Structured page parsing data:
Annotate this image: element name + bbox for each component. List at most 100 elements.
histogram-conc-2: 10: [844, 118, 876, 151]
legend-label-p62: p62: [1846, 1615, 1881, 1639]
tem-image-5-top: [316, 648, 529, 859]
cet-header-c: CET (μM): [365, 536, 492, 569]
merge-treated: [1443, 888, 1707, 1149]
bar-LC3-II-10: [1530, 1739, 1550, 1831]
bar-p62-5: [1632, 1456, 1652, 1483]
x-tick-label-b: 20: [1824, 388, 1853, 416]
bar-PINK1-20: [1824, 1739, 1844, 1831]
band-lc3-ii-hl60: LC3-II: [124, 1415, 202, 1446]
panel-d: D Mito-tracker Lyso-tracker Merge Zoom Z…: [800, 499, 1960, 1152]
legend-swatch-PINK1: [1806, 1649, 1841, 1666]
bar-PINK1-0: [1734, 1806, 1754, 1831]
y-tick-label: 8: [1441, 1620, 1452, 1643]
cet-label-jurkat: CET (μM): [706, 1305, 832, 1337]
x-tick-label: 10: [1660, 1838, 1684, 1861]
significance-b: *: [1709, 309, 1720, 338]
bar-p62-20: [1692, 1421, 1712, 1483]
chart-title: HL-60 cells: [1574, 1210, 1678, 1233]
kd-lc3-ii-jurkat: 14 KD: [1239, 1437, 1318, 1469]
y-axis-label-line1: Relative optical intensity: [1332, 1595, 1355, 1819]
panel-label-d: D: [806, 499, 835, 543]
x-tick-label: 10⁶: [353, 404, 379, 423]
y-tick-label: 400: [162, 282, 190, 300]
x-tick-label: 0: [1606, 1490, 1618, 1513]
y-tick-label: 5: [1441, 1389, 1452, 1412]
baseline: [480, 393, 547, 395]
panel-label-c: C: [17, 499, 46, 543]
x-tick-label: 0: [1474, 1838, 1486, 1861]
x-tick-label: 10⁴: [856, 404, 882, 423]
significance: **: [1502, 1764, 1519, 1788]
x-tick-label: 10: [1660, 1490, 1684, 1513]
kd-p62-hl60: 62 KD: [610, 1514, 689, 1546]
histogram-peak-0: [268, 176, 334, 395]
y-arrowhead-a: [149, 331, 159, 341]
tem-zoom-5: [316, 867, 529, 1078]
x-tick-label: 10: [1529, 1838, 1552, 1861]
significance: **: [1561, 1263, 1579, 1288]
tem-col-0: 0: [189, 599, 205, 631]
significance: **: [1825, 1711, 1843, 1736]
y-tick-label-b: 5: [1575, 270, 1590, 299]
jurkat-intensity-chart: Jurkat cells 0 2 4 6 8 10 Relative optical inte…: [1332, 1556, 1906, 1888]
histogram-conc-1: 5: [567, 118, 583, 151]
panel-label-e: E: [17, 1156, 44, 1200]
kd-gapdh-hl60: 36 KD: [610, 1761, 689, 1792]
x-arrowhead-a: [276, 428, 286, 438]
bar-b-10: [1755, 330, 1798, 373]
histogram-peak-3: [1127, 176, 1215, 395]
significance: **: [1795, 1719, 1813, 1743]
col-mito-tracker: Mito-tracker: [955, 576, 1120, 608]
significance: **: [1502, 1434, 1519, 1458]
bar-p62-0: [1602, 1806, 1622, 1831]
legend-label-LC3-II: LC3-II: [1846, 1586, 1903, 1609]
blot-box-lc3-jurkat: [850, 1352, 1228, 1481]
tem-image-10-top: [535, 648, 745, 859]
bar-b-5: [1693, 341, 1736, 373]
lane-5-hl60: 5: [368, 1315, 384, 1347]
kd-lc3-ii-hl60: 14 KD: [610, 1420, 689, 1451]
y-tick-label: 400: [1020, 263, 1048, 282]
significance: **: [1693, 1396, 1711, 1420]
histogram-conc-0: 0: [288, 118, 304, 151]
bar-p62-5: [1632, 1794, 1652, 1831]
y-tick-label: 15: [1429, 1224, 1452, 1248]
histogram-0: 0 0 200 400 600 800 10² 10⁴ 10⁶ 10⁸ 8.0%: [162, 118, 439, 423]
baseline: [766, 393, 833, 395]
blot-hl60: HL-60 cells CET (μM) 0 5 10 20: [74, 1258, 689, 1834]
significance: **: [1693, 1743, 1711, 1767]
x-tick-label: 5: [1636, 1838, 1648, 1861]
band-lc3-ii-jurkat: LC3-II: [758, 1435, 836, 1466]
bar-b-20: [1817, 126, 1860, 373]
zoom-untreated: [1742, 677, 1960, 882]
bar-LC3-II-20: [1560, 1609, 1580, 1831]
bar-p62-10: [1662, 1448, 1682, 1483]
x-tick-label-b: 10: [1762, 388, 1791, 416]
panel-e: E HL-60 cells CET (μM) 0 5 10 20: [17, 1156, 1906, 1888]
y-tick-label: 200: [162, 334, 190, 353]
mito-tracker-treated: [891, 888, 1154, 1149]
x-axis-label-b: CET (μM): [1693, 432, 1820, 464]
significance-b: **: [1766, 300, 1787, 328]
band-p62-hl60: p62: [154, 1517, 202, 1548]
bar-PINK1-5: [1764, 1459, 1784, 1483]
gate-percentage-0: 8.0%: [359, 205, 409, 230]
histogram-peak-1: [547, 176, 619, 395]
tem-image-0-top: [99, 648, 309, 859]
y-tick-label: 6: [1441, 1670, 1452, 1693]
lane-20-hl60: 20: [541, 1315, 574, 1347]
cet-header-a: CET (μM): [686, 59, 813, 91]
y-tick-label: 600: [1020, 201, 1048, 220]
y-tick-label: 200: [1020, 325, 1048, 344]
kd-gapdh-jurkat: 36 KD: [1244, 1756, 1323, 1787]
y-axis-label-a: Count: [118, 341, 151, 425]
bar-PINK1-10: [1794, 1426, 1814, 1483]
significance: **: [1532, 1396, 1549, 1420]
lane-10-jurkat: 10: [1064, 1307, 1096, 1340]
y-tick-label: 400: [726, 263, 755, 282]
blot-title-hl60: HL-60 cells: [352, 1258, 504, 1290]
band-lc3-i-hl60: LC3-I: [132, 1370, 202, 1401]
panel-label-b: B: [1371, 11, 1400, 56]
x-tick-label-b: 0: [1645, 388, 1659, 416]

→ What you are asked to do
Each line above should appear again, reproduced exactly.

→ Response
Annotate this image: element name + bbox for each component. List at most 100 elements.
histogram-conc-2: 10: [844, 118, 876, 151]
legend-label-p62: p62: [1846, 1615, 1881, 1639]
tem-image-5-top: [316, 648, 529, 859]
cet-header-c: CET (μM): [365, 536, 492, 569]
merge-treated: [1443, 888, 1707, 1149]
bar-LC3-II-10: [1530, 1739, 1550, 1831]
bar-p62-5: [1632, 1456, 1652, 1483]
x-tick-label-b: 20: [1824, 388, 1853, 416]
bar-PINK1-20: [1824, 1739, 1844, 1831]
band-lc3-ii-hl60: LC3-II: [124, 1415, 202, 1446]
panel-d: D Mito-tracker Lyso-tracker Merge Zoom Z…: [800, 499, 1960, 1152]
legend-swatch-PINK1: [1806, 1649, 1841, 1666]
bar-PINK1-0: [1734, 1806, 1754, 1831]
y-tick-label: 8: [1441, 1620, 1452, 1643]
cet-label-jurkat: CET (μM): [706, 1305, 832, 1337]
x-tick-label: 10: [1660, 1838, 1684, 1861]
significance-b: *: [1709, 309, 1720, 338]
bar-p62-20: [1692, 1421, 1712, 1483]
chart-title: HL-60 cells: [1574, 1210, 1678, 1233]
kd-lc3-ii-jurkat: 14 KD: [1239, 1437, 1318, 1469]
y-axis-label-line1: Relative optical intensity: [1332, 1595, 1355, 1819]
panel-label-d: D: [806, 499, 835, 543]
x-tick-label: 10⁶: [353, 404, 379, 423]
y-tick-label: 400: [162, 282, 190, 300]
x-tick-label: 0: [1606, 1490, 1618, 1513]
y-tick-label: 5: [1441, 1389, 1452, 1412]
baseline: [480, 393, 547, 395]
panel-label-c: C: [17, 499, 46, 543]
x-tick-label: 0: [1474, 1838, 1486, 1861]
x-tick-label: 10⁴: [856, 404, 882, 423]
significance: **: [1502, 1764, 1519, 1788]
x-tick-label: 10: [1660, 1490, 1684, 1513]
kd-p62-hl60: 62 KD: [610, 1514, 689, 1546]
histogram-peak-0: [268, 176, 334, 395]
y-arrowhead-a: [149, 331, 159, 341]
tem-zoom-5: [316, 867, 529, 1078]
x-tick-label: 10: [1529, 1838, 1552, 1861]
significance: **: [1561, 1263, 1579, 1288]
tem-col-0: 0: [189, 599, 205, 631]
significance: **: [1825, 1711, 1843, 1736]
y-tick-label-b: 5: [1575, 270, 1590, 299]
jurkat-intensity-chart: Jurkat cells 0 2 4 6 8 10 Relative optical inte…: [1332, 1556, 1906, 1888]
histogram-conc-1: 5: [567, 118, 583, 151]
panel-label-e: E: [17, 1156, 44, 1200]
kd-gapdh-hl60: 36 KD: [610, 1761, 689, 1792]
x-arrowhead-a: [276, 428, 286, 438]
bar-b-10: [1755, 330, 1798, 373]
histogram-peak-3: [1127, 176, 1215, 395]
significance: **: [1795, 1719, 1813, 1743]
col-mito-tracker: Mito-tracker: [955, 576, 1120, 608]
significance: **: [1502, 1434, 1519, 1458]
bar-p62-0: [1602, 1806, 1622, 1831]
legend-label-LC3-II: LC3-II: [1846, 1586, 1903, 1609]
blot-box-lc3-jurkat: [850, 1352, 1228, 1481]
tem-image-10-top: [535, 648, 745, 859]
bar-b-5: [1693, 341, 1736, 373]
lane-5-hl60: 5: [368, 1315, 384, 1347]
kd-lc3-ii-hl60: 14 KD: [610, 1420, 689, 1451]
y-tick-label: 400: [1020, 263, 1048, 282]
significance: **: [1693, 1396, 1711, 1420]
histogram-conc-0: 0: [288, 118, 304, 151]
bar-p62-5: [1632, 1794, 1652, 1831]
y-tick-label: 15: [1429, 1224, 1452, 1248]
histogram-0: 0 0 200 400 600 800 10² 10⁴ 10⁶ 10⁸ 8.0%: [162, 118, 439, 423]
baseline: [766, 393, 833, 395]
blot-hl60: HL-60 cells CET (μM) 0 5 10 20: [74, 1258, 689, 1834]
significance: **: [1693, 1743, 1711, 1767]
x-tick-label: 5: [1636, 1838, 1648, 1861]
band-lc3-ii-jurkat: LC3-II: [758, 1435, 836, 1466]
bar-b-20: [1817, 126, 1860, 373]
zoom-untreated: [1742, 677, 1960, 882]
bar-LC3-II-20: [1560, 1609, 1580, 1831]
bar-p62-10: [1662, 1448, 1682, 1483]
x-tick-label-b: 10: [1762, 388, 1791, 416]
panel-e: E HL-60 cells CET (μM) 0 5 10 20: [17, 1156, 1906, 1888]
y-tick-label: 200: [162, 334, 190, 353]
mito-tracker-treated: [891, 888, 1154, 1149]
x-axis-label-b: CET (μM): [1693, 432, 1820, 464]
significance-b: **: [1766, 300, 1787, 328]
band-p62-hl60: p62: [154, 1517, 202, 1548]
bar-PINK1-5: [1764, 1459, 1784, 1483]
gate-percentage-0: 8.0%: [359, 205, 409, 230]
histogram-peak-1: [547, 176, 619, 395]
tem-image-0-top: [99, 648, 309, 859]
y-tick-label: 6: [1441, 1670, 1452, 1693]
lane-20-hl60: 20: [541, 1315, 574, 1347]
cet-header-a: CET (μM): [686, 59, 813, 91]
y-tick-label: 600: [1020, 201, 1048, 220]
y-tick-label: 200: [1020, 325, 1048, 344]
kd-gapdh-jurkat: 36 KD: [1244, 1756, 1323, 1787]
y-axis-label-a: Count: [118, 341, 151, 425]
bar-PINK1-10: [1794, 1426, 1814, 1483]
significance: **: [1532, 1396, 1549, 1420]
lane-10-jurkat: 10: [1064, 1307, 1096, 1340]
y-tick-label: 400: [726, 263, 755, 282]
blot-title-hl60: HL-60 cells: [352, 1258, 504, 1290]
band-lc3-i-hl60: LC3-I: [132, 1370, 202, 1401]
panel-label-b: B: [1371, 11, 1400, 56]
x-tick-label-b: 0: [1645, 388, 1659, 416]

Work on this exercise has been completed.